◆ Task goal: Copy the line containing "Type out the text in this image.", then all lines after it up to and including the final line of the material, exactly and without additions.

◆ Data supplied:
<<<<
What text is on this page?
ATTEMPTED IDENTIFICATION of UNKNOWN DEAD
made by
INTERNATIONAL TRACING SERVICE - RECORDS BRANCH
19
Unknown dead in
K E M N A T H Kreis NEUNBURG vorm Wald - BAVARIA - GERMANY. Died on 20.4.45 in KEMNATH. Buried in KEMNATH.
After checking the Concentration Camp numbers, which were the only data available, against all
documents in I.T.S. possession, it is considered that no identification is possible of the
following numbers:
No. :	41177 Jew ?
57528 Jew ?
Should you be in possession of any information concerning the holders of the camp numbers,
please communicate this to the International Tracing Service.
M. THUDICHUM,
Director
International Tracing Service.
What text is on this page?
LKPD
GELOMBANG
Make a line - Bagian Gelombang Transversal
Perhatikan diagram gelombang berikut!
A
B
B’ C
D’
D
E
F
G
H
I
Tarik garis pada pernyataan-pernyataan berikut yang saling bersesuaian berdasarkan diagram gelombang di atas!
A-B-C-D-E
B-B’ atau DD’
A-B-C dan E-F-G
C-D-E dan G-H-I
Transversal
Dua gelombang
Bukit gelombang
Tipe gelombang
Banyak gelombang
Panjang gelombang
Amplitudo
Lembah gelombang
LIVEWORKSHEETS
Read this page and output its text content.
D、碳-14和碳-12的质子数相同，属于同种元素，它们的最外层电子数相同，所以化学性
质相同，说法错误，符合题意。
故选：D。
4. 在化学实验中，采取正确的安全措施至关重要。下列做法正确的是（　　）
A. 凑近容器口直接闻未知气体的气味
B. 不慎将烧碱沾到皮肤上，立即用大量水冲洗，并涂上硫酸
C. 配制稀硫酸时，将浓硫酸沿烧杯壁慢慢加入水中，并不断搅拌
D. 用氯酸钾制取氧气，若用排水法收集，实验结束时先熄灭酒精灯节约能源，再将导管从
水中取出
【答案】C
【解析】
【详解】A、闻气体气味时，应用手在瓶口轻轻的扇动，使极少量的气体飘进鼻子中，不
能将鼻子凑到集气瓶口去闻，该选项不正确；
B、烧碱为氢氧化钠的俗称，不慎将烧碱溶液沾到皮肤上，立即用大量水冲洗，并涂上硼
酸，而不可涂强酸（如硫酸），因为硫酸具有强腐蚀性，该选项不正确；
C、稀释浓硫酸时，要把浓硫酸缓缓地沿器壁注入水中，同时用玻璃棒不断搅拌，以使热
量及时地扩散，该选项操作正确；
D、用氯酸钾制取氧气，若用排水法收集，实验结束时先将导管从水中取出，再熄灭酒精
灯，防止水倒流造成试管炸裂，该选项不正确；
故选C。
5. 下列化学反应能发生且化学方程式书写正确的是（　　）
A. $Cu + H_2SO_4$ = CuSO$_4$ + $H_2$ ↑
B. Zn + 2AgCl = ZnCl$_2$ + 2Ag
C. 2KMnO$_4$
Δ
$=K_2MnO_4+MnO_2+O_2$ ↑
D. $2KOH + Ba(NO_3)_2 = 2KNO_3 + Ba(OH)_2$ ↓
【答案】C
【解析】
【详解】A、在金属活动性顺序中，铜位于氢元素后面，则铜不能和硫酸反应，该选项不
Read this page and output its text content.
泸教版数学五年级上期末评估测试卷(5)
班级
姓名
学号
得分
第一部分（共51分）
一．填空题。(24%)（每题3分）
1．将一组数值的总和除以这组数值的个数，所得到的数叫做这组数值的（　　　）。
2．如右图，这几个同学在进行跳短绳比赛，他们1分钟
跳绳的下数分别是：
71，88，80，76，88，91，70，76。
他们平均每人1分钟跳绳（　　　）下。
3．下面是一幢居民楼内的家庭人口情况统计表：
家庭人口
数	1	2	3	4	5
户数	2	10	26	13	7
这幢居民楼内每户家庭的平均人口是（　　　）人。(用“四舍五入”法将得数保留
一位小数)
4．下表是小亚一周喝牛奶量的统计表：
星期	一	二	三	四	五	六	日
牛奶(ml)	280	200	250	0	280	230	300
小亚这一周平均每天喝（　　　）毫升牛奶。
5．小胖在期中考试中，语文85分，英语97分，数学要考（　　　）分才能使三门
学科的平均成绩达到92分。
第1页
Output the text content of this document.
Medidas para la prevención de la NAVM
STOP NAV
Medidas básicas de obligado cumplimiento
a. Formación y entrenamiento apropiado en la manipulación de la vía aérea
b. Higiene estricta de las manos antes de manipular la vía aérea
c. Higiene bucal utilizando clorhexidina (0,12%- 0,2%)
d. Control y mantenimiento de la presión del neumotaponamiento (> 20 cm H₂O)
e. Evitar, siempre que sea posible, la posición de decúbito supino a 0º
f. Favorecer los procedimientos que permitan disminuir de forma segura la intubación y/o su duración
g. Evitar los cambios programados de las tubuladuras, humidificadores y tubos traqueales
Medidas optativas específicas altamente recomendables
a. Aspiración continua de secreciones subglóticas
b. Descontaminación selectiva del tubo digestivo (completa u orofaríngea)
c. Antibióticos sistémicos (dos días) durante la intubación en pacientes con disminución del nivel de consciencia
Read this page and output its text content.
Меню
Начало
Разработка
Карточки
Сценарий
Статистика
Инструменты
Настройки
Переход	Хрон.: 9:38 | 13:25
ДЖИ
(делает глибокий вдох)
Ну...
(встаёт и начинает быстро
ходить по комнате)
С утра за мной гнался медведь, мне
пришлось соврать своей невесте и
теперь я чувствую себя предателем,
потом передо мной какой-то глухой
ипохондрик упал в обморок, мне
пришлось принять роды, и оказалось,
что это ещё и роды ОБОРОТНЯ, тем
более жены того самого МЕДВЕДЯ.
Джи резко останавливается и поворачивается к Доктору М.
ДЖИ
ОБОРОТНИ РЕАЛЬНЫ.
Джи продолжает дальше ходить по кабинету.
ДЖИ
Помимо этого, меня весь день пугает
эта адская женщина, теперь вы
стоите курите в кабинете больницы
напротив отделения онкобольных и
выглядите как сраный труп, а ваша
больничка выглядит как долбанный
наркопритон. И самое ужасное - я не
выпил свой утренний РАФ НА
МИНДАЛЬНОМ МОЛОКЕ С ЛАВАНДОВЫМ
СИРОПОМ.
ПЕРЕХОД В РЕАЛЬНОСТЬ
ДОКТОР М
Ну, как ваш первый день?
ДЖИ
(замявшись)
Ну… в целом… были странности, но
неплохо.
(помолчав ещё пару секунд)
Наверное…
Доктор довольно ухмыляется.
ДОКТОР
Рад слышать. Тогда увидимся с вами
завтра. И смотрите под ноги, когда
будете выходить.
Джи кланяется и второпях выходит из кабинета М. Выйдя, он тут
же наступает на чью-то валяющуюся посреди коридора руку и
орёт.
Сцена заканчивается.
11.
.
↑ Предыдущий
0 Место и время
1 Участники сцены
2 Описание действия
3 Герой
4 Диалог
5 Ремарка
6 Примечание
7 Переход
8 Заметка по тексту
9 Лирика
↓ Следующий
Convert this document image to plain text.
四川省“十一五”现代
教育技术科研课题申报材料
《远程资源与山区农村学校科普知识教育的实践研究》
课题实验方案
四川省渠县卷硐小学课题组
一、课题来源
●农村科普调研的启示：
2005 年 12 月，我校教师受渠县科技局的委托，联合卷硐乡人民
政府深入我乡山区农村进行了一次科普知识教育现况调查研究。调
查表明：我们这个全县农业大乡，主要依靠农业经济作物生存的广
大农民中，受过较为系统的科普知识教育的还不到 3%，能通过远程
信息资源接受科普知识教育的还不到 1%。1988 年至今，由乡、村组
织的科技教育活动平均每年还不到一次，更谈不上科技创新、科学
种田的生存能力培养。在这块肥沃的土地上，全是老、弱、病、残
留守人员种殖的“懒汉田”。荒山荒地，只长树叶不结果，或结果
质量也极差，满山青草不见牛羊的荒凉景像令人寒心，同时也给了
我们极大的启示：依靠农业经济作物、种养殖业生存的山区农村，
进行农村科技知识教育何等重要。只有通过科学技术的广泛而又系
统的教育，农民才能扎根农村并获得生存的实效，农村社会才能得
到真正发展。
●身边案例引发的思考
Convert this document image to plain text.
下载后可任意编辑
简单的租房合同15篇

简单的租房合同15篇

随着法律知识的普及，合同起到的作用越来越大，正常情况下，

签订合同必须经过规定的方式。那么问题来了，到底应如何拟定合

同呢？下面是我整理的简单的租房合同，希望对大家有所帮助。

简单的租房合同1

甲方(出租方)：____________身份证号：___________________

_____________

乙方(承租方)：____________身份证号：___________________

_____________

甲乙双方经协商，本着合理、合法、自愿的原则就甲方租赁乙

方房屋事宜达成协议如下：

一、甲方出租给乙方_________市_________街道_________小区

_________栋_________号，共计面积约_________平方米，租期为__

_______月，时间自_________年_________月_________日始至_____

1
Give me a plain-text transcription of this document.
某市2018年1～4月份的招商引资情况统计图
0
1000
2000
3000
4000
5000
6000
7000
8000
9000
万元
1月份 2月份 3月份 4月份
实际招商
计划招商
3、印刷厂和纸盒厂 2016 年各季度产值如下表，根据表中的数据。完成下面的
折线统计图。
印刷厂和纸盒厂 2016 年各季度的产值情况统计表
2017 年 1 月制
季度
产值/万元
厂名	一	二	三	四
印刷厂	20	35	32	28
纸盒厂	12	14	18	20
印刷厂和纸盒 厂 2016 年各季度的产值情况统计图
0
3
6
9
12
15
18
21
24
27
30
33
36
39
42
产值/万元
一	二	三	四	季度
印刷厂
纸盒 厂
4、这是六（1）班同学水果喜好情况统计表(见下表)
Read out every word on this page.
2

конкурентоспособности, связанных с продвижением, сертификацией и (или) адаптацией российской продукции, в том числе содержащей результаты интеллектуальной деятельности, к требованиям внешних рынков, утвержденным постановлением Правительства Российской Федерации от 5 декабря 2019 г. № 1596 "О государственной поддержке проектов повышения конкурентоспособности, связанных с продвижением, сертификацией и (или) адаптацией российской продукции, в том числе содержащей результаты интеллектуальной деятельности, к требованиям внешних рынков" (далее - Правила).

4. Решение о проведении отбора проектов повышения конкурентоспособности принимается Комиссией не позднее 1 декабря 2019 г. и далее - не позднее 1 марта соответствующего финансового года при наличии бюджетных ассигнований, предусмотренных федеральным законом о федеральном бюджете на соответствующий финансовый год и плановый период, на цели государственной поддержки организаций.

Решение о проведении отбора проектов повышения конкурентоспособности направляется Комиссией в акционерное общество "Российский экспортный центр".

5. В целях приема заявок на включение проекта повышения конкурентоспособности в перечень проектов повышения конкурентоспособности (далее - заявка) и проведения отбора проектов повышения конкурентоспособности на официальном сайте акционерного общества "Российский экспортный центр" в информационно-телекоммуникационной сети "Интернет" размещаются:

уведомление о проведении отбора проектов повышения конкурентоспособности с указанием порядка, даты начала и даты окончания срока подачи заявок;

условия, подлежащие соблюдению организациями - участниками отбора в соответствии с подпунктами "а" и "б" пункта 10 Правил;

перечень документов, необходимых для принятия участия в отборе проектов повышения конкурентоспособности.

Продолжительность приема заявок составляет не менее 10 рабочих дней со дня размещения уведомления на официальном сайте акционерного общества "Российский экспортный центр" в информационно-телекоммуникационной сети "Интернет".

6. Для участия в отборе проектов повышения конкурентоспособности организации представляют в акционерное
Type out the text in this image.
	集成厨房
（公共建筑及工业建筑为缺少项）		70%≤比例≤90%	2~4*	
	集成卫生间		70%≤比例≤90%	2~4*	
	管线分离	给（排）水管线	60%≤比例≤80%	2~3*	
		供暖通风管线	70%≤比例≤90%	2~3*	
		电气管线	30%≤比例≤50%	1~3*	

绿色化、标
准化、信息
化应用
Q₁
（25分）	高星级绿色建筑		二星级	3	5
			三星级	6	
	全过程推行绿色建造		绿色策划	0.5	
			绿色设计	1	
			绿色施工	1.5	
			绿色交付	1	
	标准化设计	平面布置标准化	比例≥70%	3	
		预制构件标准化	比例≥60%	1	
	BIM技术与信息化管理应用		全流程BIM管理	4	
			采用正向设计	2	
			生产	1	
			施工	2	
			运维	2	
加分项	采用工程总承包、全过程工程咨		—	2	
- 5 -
>>>>
◆ The response:
Type out the text in this image.
	集成厨房
（公共建筑及工业建筑为缺少项）		70%≤比例≤90%	2~4*	
	集成卫生间		70%≤比例≤90%	2~4*	
	管线分离	给（排）水管线	60%≤比例≤80%	2~3*	
		供暖通风管线	70%≤比例≤90%	2~3*	
		电气管线	30%≤比例≤50%	1~3*	

绿色化、标
准化、信息
化应用
Q₁
（25分）	高星级绿色建筑		二星级	3	5
			三星级	6	
	全过程推行绿色建造		绿色策划	0.5	
			绿色设计	1	
			绿色施工	1.5	
			绿色交付	1	
	标准化设计	平面布置标准化	比例≥70%	3	
		预制构件标准化	比例≥60%	1	
	BIM技术与信息化管理应用		全流程BIM管理	4	
			采用正向设计	2	
			生产	1	
			施工	2	
			运维	2	
加分项	采用工程总承包、全过程工程咨		—	2	
- 5 -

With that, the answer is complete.